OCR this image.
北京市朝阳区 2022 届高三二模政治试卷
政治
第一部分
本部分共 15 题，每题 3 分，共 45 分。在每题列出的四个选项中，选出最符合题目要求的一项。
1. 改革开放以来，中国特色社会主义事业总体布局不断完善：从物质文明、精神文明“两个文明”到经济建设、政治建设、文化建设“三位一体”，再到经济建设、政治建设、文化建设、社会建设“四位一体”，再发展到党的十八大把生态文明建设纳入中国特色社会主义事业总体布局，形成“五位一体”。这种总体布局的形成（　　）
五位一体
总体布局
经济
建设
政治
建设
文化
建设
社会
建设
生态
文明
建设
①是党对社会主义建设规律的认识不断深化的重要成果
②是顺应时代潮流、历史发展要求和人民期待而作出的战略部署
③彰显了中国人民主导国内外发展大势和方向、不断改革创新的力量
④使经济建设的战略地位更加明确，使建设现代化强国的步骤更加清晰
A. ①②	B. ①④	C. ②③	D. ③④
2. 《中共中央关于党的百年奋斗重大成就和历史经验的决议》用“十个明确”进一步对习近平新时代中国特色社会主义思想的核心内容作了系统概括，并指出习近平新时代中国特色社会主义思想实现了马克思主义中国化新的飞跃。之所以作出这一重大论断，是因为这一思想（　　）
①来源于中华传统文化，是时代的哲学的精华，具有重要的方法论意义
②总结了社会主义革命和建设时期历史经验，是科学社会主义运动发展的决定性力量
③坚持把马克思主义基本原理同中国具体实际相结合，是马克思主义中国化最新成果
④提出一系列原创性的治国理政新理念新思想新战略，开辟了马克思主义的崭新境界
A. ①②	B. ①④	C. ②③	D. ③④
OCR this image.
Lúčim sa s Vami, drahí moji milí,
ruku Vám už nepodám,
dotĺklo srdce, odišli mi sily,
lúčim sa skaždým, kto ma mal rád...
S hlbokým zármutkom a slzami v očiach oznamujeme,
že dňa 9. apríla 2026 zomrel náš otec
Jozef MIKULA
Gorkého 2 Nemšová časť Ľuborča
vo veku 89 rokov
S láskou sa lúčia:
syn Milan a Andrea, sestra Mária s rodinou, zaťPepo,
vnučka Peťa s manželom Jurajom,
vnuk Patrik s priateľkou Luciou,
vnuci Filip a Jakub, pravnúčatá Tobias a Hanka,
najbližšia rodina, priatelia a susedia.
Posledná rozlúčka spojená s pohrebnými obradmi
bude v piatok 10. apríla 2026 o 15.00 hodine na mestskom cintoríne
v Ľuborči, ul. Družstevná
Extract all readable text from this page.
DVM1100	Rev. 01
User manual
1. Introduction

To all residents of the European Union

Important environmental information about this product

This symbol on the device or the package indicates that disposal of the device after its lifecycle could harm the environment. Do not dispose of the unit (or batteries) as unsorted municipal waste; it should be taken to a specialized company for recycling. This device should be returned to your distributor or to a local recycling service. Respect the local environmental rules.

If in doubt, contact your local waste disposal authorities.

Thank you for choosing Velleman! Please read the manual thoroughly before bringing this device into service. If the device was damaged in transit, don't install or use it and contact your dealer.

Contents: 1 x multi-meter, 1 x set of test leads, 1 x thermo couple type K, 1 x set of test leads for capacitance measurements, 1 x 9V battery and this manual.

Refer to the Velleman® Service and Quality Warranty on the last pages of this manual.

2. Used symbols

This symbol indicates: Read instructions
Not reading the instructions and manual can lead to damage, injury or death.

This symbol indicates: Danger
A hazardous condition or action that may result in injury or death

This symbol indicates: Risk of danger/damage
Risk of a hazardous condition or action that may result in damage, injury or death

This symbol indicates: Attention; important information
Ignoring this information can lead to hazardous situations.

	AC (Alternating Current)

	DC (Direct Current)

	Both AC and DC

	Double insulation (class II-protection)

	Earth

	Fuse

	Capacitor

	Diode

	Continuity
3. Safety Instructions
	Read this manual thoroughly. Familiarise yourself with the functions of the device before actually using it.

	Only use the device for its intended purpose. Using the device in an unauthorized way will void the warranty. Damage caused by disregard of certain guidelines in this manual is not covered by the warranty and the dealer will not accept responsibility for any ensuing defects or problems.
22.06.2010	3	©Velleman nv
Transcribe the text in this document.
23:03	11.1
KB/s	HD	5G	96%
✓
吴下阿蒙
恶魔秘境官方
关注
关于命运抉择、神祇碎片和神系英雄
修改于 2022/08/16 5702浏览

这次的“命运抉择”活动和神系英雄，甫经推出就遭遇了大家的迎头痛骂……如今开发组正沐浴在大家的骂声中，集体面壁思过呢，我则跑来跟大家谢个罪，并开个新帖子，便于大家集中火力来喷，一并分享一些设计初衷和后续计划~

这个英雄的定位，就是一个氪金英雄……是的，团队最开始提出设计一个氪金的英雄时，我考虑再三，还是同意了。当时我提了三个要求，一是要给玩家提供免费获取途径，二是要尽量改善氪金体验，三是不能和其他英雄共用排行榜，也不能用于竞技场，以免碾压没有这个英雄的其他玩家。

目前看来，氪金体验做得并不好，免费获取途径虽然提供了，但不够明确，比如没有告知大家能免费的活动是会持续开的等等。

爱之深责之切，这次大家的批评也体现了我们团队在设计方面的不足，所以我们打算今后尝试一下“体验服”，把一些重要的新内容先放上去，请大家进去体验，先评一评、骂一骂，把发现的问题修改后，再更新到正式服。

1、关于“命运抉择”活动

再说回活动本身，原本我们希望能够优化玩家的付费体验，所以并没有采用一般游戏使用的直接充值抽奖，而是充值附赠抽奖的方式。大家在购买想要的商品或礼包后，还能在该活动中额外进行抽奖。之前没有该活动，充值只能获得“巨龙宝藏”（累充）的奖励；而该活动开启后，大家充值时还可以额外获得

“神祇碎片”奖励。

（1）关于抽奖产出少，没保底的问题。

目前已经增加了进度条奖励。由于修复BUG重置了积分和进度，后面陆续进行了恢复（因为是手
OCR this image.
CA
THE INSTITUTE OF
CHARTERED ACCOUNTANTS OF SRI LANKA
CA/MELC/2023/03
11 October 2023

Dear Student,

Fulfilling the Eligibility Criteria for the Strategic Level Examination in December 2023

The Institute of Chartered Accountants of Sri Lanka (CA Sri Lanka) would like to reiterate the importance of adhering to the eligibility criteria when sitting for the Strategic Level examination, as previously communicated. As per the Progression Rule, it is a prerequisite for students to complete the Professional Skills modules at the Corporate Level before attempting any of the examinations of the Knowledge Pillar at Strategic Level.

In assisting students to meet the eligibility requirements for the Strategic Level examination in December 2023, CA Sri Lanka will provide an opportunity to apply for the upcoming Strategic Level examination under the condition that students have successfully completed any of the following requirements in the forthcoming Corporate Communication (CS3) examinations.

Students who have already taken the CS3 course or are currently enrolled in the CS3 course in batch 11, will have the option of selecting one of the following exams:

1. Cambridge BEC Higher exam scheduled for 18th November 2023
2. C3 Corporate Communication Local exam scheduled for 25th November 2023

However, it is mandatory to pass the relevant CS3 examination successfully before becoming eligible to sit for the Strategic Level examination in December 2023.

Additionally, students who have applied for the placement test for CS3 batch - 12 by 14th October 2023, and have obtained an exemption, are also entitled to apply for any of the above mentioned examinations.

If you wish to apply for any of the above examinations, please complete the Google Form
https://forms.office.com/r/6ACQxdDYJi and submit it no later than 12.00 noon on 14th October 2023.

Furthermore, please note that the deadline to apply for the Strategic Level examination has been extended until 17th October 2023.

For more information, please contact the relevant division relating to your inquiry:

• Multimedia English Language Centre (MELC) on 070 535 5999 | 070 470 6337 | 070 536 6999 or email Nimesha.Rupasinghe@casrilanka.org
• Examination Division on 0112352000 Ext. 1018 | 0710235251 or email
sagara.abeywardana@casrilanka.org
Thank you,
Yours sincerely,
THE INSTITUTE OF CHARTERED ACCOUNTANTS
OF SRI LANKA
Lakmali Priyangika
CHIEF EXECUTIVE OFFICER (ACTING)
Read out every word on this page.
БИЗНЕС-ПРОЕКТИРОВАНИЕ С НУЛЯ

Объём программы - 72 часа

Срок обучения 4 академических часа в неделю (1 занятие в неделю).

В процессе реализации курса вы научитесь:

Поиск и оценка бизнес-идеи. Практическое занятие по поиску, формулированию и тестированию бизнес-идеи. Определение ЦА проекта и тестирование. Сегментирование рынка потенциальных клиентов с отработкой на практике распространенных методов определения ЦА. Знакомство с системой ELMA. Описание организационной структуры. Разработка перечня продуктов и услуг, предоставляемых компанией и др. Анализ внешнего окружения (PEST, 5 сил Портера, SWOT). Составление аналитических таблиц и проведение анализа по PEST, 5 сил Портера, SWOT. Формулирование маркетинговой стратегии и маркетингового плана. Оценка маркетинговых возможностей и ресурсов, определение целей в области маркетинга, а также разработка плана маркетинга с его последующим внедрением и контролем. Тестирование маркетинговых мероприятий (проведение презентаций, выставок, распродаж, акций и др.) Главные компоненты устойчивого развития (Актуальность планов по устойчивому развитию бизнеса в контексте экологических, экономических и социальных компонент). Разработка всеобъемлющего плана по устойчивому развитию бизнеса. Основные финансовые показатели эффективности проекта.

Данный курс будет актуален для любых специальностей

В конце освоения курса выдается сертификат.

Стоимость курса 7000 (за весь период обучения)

※ ※ ※

• Written task: Return every line in the listing that contains the word "injury".

• The output:
Not reading the instructions and manual can lead to damage, injury or death.
A hazardous condition or action that may result in injury or death
Risk of a hazardous condition or action that may result in damage, injury or death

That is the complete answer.